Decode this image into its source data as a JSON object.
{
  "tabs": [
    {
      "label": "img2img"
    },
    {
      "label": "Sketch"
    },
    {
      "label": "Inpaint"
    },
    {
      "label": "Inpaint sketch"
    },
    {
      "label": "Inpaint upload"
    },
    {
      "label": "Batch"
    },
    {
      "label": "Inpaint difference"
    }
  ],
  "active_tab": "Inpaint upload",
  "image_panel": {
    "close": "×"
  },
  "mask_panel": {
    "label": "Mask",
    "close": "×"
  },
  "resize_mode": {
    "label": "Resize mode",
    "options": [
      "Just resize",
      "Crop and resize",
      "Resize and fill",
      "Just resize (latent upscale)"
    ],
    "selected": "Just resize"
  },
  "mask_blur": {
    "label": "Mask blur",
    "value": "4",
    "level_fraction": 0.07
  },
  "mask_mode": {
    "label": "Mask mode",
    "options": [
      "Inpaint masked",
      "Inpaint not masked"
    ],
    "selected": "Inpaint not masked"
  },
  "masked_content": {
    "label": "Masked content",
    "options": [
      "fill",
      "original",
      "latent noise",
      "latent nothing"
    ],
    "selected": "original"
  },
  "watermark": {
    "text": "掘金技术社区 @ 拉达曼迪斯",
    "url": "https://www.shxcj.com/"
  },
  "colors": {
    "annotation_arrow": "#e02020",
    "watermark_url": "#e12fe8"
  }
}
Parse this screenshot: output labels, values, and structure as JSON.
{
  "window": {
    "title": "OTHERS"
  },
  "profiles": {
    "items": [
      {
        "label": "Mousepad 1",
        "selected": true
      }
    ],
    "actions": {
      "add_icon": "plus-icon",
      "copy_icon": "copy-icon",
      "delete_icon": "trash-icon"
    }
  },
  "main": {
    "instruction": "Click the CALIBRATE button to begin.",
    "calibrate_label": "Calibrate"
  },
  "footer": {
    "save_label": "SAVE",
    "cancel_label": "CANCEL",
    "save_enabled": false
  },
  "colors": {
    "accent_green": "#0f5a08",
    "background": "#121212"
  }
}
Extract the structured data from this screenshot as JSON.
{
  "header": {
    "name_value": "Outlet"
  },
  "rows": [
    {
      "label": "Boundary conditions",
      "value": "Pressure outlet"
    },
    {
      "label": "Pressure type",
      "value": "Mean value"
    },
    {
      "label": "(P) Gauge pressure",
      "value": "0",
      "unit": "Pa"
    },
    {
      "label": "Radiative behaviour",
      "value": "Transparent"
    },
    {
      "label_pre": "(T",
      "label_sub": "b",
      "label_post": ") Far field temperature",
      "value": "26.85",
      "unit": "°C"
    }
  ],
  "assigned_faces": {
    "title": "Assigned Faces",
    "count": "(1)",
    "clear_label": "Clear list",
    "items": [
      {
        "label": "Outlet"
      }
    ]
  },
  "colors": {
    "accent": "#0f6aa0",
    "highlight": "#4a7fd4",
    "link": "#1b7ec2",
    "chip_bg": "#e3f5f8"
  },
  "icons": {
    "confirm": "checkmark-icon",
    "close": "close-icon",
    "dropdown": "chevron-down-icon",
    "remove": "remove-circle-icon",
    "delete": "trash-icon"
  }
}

-*-

Task statement: Give back the whole listing exactly as it reads.

Exercise result:
Decode this image into its source data as a JSON object.
{
  "tabs": [
    {
      "label": "img2img"
    },
    {
      "label": "Sketch"
    },
    {
      "label": "Inpaint"
    },
    {
      "label": "Inpaint sketch"
    },
    {
      "label": "Inpaint upload"
    },
    {
      "label": "Batch"
    },
    {
      "label": "Inpaint difference"
    }
  ],
  "active_tab": "Inpaint upload",
  "image_panel": {
    "close": "×"
  },
  "mask_panel": {
    "label": "Mask",
    "close": "×"
  },
  "resize_mode": {
    "label": "Resize mode",
    "options": [
      "Just resize",
      "Crop and resize",
      "Resize and fill",
      "Just resize (latent upscale)"
    ],
    "selected": "Just resize"
  },
  "mask_blur": {
    "label": "Mask blur",
    "value": "4",
    "level_fraction": 0.07
  },
  "mask_mode": {
    "label": "Mask mode",
    "options": [
      "Inpaint masked",
      "Inpaint not masked"
    ],
    "selected": "Inpaint not masked"
  },
  "masked_content": {
    "label": "Masked content",
    "options": [
      "fill",
      "original",
      "latent noise",
      "latent nothing"
    ],
    "selected": "original"
  },
  "watermark": {
    "text": "掘金技术社区 @ 拉达曼迪斯",
    "url": "https://www.shxcj.com/"
  },
  "colors": {
    "annotation_arrow": "#e02020",
    "watermark_url": "#e12fe8"
  }
}
Parse this screenshot: output labels, values, and structure as JSON.
{
  "window": {
    "title": "OTHERS"
  },
  "profiles": {
    "items": [
      {
        "label": "Mousepad 1",
        "selected": true
      }
    ],
    "actions": {
      "add_icon": "plus-icon",
      "copy_icon": "copy-icon",
      "delete_icon": "trash-icon"
    }
  },
  "main": {
    "instruction": "Click the CALIBRATE button to begin.",
    "calibrate_label": "Calibrate"
  },
  "footer": {
    "save_label": "SAVE",
    "cancel_label": "CANCEL",
    "save_enabled": false
  },
  "colors": {
    "accent_green": "#0f5a08",
    "background": "#121212"
  }
}
Extract the structured data from this screenshot as JSON.
{
  "header": {
    "name_value": "Outlet"
  },
  "rows": [
    {
      "label": "Boundary conditions",
      "value": "Pressure outlet"
    },
    {
      "label": "Pressure type",
      "value": "Mean value"
    },
    {
      "label": "(P) Gauge pressure",
      "value": "0",
      "unit": "Pa"
    },
    {
      "label": "Radiative behaviour",
      "value": "Transparent"
    },
    {
      "label_pre": "(T",
      "label_sub": "b",
      "label_post": ") Far field temperature",
      "value": "26.85",
      "unit": "°C"
    }
  ],
  "assigned_faces": {
    "title": "Assigned Faces",
    "count": "(1)",
    "clear_label": "Clear list",
    "items": [
      {
        "label": "Outlet"
      }
    ]
  },
  "colors": {
    "accent": "#0f6aa0",
    "highlight": "#4a7fd4",
    "link": "#1b7ec2",
    "chip_bg": "#e3f5f8"
  },
  "icons": {
    "confirm": "checkmark-icon",
    "close": "close-icon",
    "dropdown": "chevron-down-icon",
    "remove": "remove-circle-icon",
    "delete": "trash-icon"
  }
}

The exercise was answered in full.